**What you will do**
Produce a word-for-word copy of the listing below without its pictures.

**Records for the exercise**
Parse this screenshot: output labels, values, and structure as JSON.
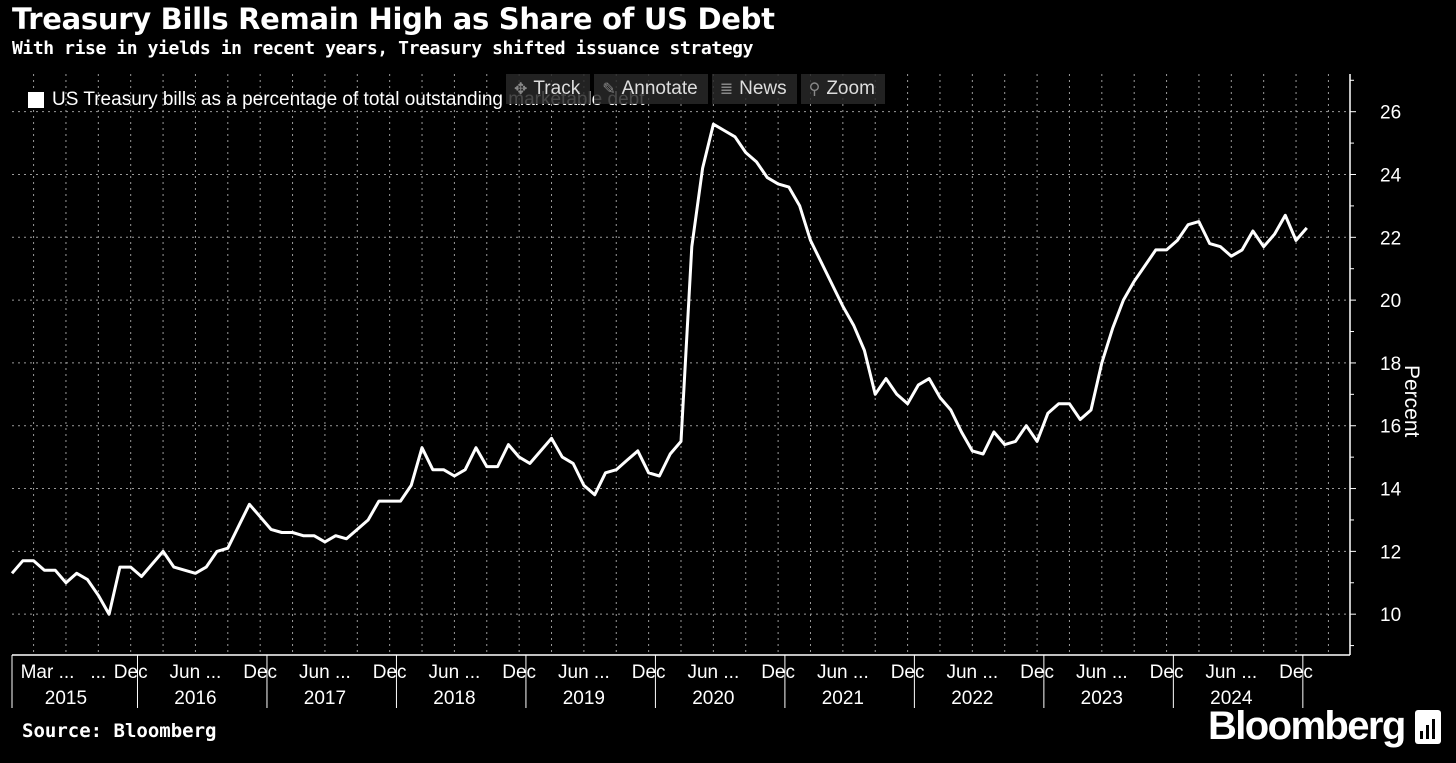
{
  "title": "Treasury Bills Remain High as Share of US Debt",
  "subtitle": "With rise in yields in recent years, Treasury shifted issuance strategy",
  "toolbar": {
    "track": "Track",
    "annotate": "Annotate",
    "news": "News",
    "zoom": "Zoom"
  },
  "source": "Source: Bloomberg",
  "brand": "Bloomberg",
  "colors": {
    "background": "#000000",
    "line": "#ffffff",
    "grid": "#9a9a9a"
  },
  "chart_data": {
    "type": "line",
    "title": "Treasury Bills Remain High as Share of US Debt",
    "subtitle": "With rise in yields in recent years, Treasury shifted issuance strategy",
    "ylabel": "Percent",
    "y_axis_side": "right",
    "ylim": [
      8.7,
      27.2
    ],
    "yticks": [
      10,
      12,
      14,
      16,
      18,
      20,
      22,
      24,
      26
    ],
    "xlim": [
      "2015-01",
      "2025-05"
    ],
    "x_tick_labels": [
      {
        "date": "2015-03",
        "label": "Mar ..."
      },
      {
        "date": "2015-09",
        "label": "..."
      },
      {
        "date": "2015-12",
        "label": "Dec"
      },
      {
        "date": "2016-06",
        "label": "Jun ..."
      },
      {
        "date": "2016-12",
        "label": "Dec"
      },
      {
        "date": "2017-06",
        "label": "Jun ..."
      },
      {
        "date": "2017-12",
        "label": "Dec"
      },
      {
        "date": "2018-06",
        "label": "Jun ..."
      },
      {
        "date": "2018-12",
        "label": "Dec"
      },
      {
        "date": "2019-06",
        "label": "Jun ..."
      },
      {
        "date": "2019-12",
        "label": "Dec"
      },
      {
        "date": "2020-06",
        "label": "Jun ..."
      },
      {
        "date": "2020-12",
        "label": "Dec"
      },
      {
        "date": "2021-06",
        "label": "Jun ..."
      },
      {
        "date": "2021-12",
        "label": "Dec"
      },
      {
        "date": "2022-06",
        "label": "Jun ..."
      },
      {
        "date": "2022-12",
        "label": "Dec"
      },
      {
        "date": "2023-06",
        "label": "Jun ..."
      },
      {
        "date": "2023-12",
        "label": "Dec"
      },
      {
        "date": "2024-06",
        "label": "Jun ..."
      },
      {
        "date": "2024-12",
        "label": "Dec"
      }
    ],
    "year_labels": [
      {
        "date": "2015-06",
        "label": "2015"
      },
      {
        "date": "2016-06",
        "label": "2016"
      },
      {
        "date": "2017-06",
        "label": "2017"
      },
      {
        "date": "2018-06",
        "label": "2018"
      },
      {
        "date": "2019-06",
        "label": "2019"
      },
      {
        "date": "2020-06",
        "label": "2020"
      },
      {
        "date": "2021-06",
        "label": "2021"
      },
      {
        "date": "2022-06",
        "label": "2022"
      },
      {
        "date": "2023-06",
        "label": "2023"
      },
      {
        "date": "2024-06",
        "label": "2024"
      }
    ],
    "grid": true,
    "legend_position": "top-left",
    "series": [
      {
        "name": "US Treasury bills as a percentage of total outstanding marketable debt",
        "color": "#ffffff",
        "x": [
          "2015-01",
          "2015-02",
          "2015-03",
          "2015-04",
          "2015-05",
          "2015-06",
          "2015-07",
          "2015-08",
          "2015-09",
          "2015-10",
          "2015-11",
          "2015-12",
          "2016-01",
          "2016-02",
          "2016-03",
          "2016-04",
          "2016-05",
          "2016-06",
          "2016-07",
          "2016-08",
          "2016-09",
          "2016-10",
          "2016-11",
          "2016-12",
          "2017-01",
          "2017-02",
          "2017-03",
          "2017-04",
          "2017-05",
          "2017-06",
          "2017-07",
          "2017-08",
          "2017-09",
          "2017-10",
          "2017-11",
          "2017-12",
          "2018-01",
          "2018-02",
          "2018-03",
          "2018-04",
          "2018-05",
          "2018-06",
          "2018-07",
          "2018-08",
          "2018-09",
          "2018-10",
          "2018-11",
          "2018-12",
          "2019-01",
          "2019-02",
          "2019-03",
          "2019-04",
          "2019-05",
          "2019-06",
          "2019-07",
          "2019-08",
          "2019-09",
          "2019-10",
          "2019-11",
          "2019-12",
          "2020-01",
          "2020-02",
          "2020-03",
          "2020-04",
          "2020-05",
          "2020-06",
          "2020-07",
          "2020-08",
          "2020-09",
          "2020-10",
          "2020-11",
          "2020-12",
          "2021-01",
          "2021-02",
          "2021-03",
          "2021-04",
          "2021-05",
          "2021-06",
          "2021-07",
          "2021-08",
          "2021-09",
          "2021-10",
          "2021-11",
          "2021-12",
          "2022-01",
          "2022-02",
          "2022-03",
          "2022-04",
          "2022-05",
          "2022-06",
          "2022-07",
          "2022-08",
          "2022-09",
          "2022-10",
          "2022-11",
          "2022-12",
          "2023-01",
          "2023-02",
          "2023-03",
          "2023-04",
          "2023-05",
          "2023-06",
          "2023-07",
          "2023-08",
          "2023-09",
          "2023-10",
          "2023-11",
          "2023-12",
          "2024-01",
          "2024-02",
          "2024-03",
          "2024-04",
          "2024-05",
          "2024-06",
          "2024-07",
          "2024-08",
          "2024-09",
          "2024-10",
          "2024-11",
          "2024-12",
          "2025-01"
        ],
        "values": [
          11.3,
          11.7,
          11.7,
          11.4,
          11.4,
          11.0,
          11.3,
          11.1,
          10.6,
          10.0,
          11.5,
          11.5,
          11.2,
          11.6,
          12.0,
          11.5,
          11.4,
          11.3,
          11.5,
          12.0,
          12.1,
          12.8,
          13.5,
          13.1,
          12.7,
          12.6,
          12.6,
          12.5,
          12.5,
          12.3,
          12.5,
          12.4,
          12.7,
          13.0,
          13.6,
          13.6,
          13.6,
          14.1,
          15.3,
          14.6,
          14.6,
          14.4,
          14.6,
          15.3,
          14.7,
          14.7,
          15.4,
          15.0,
          14.8,
          15.2,
          15.6,
          15.0,
          14.8,
          14.1,
          13.8,
          14.5,
          14.6,
          14.9,
          15.2,
          14.5,
          14.4,
          15.1,
          15.5,
          21.7,
          24.2,
          25.6,
          25.4,
          25.2,
          24.7,
          24.4,
          23.9,
          23.7,
          23.6,
          23.0,
          21.9,
          21.2,
          20.5,
          19.8,
          19.2,
          18.4,
          17.0,
          17.5,
          17.0,
          16.7,
          17.3,
          17.5,
          16.9,
          16.5,
          15.8,
          15.2,
          15.1,
          15.8,
          15.4,
          15.5,
          16.0,
          15.5,
          16.4,
          16.7,
          16.7,
          16.2,
          16.5,
          18.0,
          19.1,
          20.0,
          20.6,
          21.1,
          21.6,
          21.6,
          21.9,
          22.4,
          22.5,
          21.8,
          21.7,
          21.4,
          21.6,
          22.2,
          21.7,
          22.1,
          22.7,
          21.9,
          22.3
        ]
      }
    ]
  }
}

**Answer to the problem**
Parse this screenshot: output labels, values, and structure as JSON.
{
  "title": "Treasury Bills Remain High as Share of US Debt",
  "subtitle": "With rise in yields in recent years, Treasury shifted issuance strategy",
  "toolbar": {
    "track": "Track",
    "annotate": "Annotate",
    "news": "News",
    "zoom": "Zoom"
  },
  "source": "Source: Bloomberg",
  "brand": "Bloomberg",
  "colors": {
    "background": "#000000",
    "line": "#ffffff",
    "grid": "#9a9a9a"
  },
  "chart_data": {
    "type": "line",
    "title": "Treasury Bills Remain High as Share of US Debt",
    "subtitle": "With rise in yields in recent years, Treasury shifted issuance strategy",
    "ylabel": "Percent",
    "y_axis_side": "right",
    "ylim": [
      8.7,
      27.2
    ],
    "yticks": [
      10,
      12,
      14,
      16,
      18,
      20,
      22,
      24,
      26
    ],
    "xlim": [
      "2015-01",
      "2025-05"
    ],
    "x_tick_labels": [
      {
        "date": "2015-03",
        "label": "Mar ..."
      },
      {
        "date": "2015-09",
        "label": "..."
      },
      {
        "date": "2015-12",
        "label": "Dec"
      },
      {
        "date": "2016-06",
        "label": "Jun ..."
      },
      {
        "date": "2016-12",
        "label": "Dec"
      },
      {
        "date": "2017-06",
        "label": "Jun ..."
      },
      {
        "date": "2017-12",
        "label": "Dec"
      },
      {
        "date": "2018-06",
        "label": "Jun ..."
      },
      {
        "date": "2018-12",
        "label": "Dec"
      },
      {
        "date": "2019-06",
        "label": "Jun ..."
      },
      {
        "date": "2019-12",
        "label": "Dec"
      },
      {
        "date": "2020-06",
        "label": "Jun ..."
      },
      {
        "date": "2020-12",
        "label": "Dec"
      },
      {
        "date": "2021-06",
        "label": "Jun ..."
      },
      {
        "date": "2021-12",
        "label": "Dec"
      },
      {
        "date": "2022-06",
        "label": "Jun ..."
      },
      {
        "date": "2022-12",
        "label": "Dec"
      },
      {
        "date": "2023-06",
        "label": "Jun ..."
      },
      {
        "date": "2023-12",
        "label": "Dec"
      },
      {
        "date": "2024-06",
        "label": "Jun ..."
      },
      {
        "date": "2024-12",
        "label": "Dec"
      }
    ],
    "year_labels": [
      {
        "date": "2015-06",
        "label": "2015"
      },
      {
        "date": "2016-06",
        "label": "2016"
      },
      {
        "date": "2017-06",
        "label": "2017"
      },
      {
        "date": "2018-06",
        "label": "2018"
      },
      {
        "date": "2019-06",
        "label": "2019"
      },
      {
        "date": "2020-06",
        "label": "2020"
      },
      {
        "date": "2021-06",
        "label": "2021"
      },
      {
        "date": "2022-06",
        "label": "2022"
      },
      {
        "date": "2023-06",
        "label": "2023"
      },
      {
        "date": "2024-06",
        "label": "2024"
      }
    ],
    "grid": true,
    "legend_position": "top-left",
    "series": [
      {
        "name": "US Treasury bills as a percentage of total outstanding marketable debt",
        "color": "#ffffff",
        "x": [
          "2015-01",
          "2015-02",
          "2015-03",
          "2015-04",
          "2015-05",
          "2015-06",
          "2015-07",
          "2015-08",
          "2015-09",
          "2015-10",
          "2015-11",
          "2015-12",
          "2016-01",
          "2016-02",
          "2016-03",
          "2016-04",
          "2016-05",
          "2016-06",
          "2016-07",
          "2016-08",
          "2016-09",
          "2016-10",
          "2016-11",
          "2016-12",
          "2017-01",
          "2017-02",
          "2017-03",
          "2017-04",
          "2017-05",
          "2017-06",
          "2017-07",
          "2017-08",
          "2017-09",
          "2017-10",
          "2017-11",
          "2017-12",
          "2018-01",
          "2018-02",
          "2018-03",
          "2018-04",
          "2018-05",
          "2018-06",
          "2018-07",
          "2018-08",
          "2018-09",
          "2018-10",
          "2018-11",
          "2018-12",
          "2019-01",
          "2019-02",
          "2019-03",
          "2019-04",
          "2019-05",
          "2019-06",
          "2019-07",
          "2019-08",
          "2019-09",
          "2019-10",
          "2019-11",
          "2019-12",
          "2020-01",
          "2020-02",
          "2020-03",
          "2020-04",
          "2020-05",
          "2020-06",
          "2020-07",
          "2020-08",
          "2020-09",
          "2020-10",
          "2020-11",
          "2020-12",
          "2021-01",
          "2021-02",
          "2021-03",
          "2021-04",
          "2021-05",
          "2021-06",
          "2021-07",
          "2021-08",
          "2021-09",
          "2021-10",
          "2021-11",
          "2021-12",
          "2022-01",
          "2022-02",
          "2022-03",
          "2022-04",
          "2022-05",
          "2022-06",
          "2022-07",
          "2022-08",
          "2022-09",
          "2022-10",
          "2022-11",
          "2022-12",
          "2023-01",
          "2023-02",
          "2023-03",
          "2023-04",
          "2023-05",
          "2023-06",
          "2023-07",
          "2023-08",
          "2023-09",
          "2023-10",
          "2023-11",
          "2023-12",
          "2024-01",
          "2024-02",
          "2024-03",
          "2024-04",
          "2024-05",
          "2024-06",
          "2024-07",
          "2024-08",
          "2024-09",
          "2024-10",
          "2024-11",
          "2024-12",
          "2025-01"
        ],
        "values": [
          11.3,
          11.7,
          11.7,
          11.4,
          11.4,
          11.0,
          11.3,
          11.1,
          10.6,
          10.0,
          11.5,
          11.5,
          11.2,
          11.6,
          12.0,
          11.5,
          11.4,
          11.3,
          11.5,
          12.0,
          12.1,
          12.8,
          13.5,
          13.1,
          12.7,
          12.6,
          12.6,
          12.5,
          12.5,
          12.3,
          12.5,
          12.4,
          12.7,
          13.0,
          13.6,
          13.6,
          13.6,
          14.1,
          15.3,
          14.6,
          14.6,
          14.4,
          14.6,
          15.3,
          14.7,
          14.7,
          15.4,
          15.0,
          14.8,
          15.2,
          15.6,
          15.0,
          14.8,
          14.1,
          13.8,
          14.5,
          14.6,
          14.9,
          15.2,
          14.5,
          14.4,
          15.1,
          15.5,
          21.7,
          24.2,
          25.6,
          25.4,
          25.2,
          24.7,
          24.4,
          23.9,
          23.7,
          23.6,
          23.0,
          21.9,
          21.2,
          20.5,
          19.8,
          19.2,
          18.4,
          17.0,
          17.5,
          17.0,
          16.7,
          17.3,
          17.5,
          16.9,
          16.5,
          15.8,
          15.2,
          15.1,
          15.8,
          15.4,
          15.5,
          16.0,
          15.5,
          16.4,
          16.7,
          16.7,
          16.2,
          16.5,
          18.0,
          19.1,
          20.0,
          20.6,
          21.1,
          21.6,
          21.6,
          21.9,
          22.4,
          22.5,
          21.8,
          21.7,
          21.4,
          21.6,
          22.2,
          21.7,
          22.1,
          22.7,
          21.9,
          22.3
        ]
      }
    ]
  }
}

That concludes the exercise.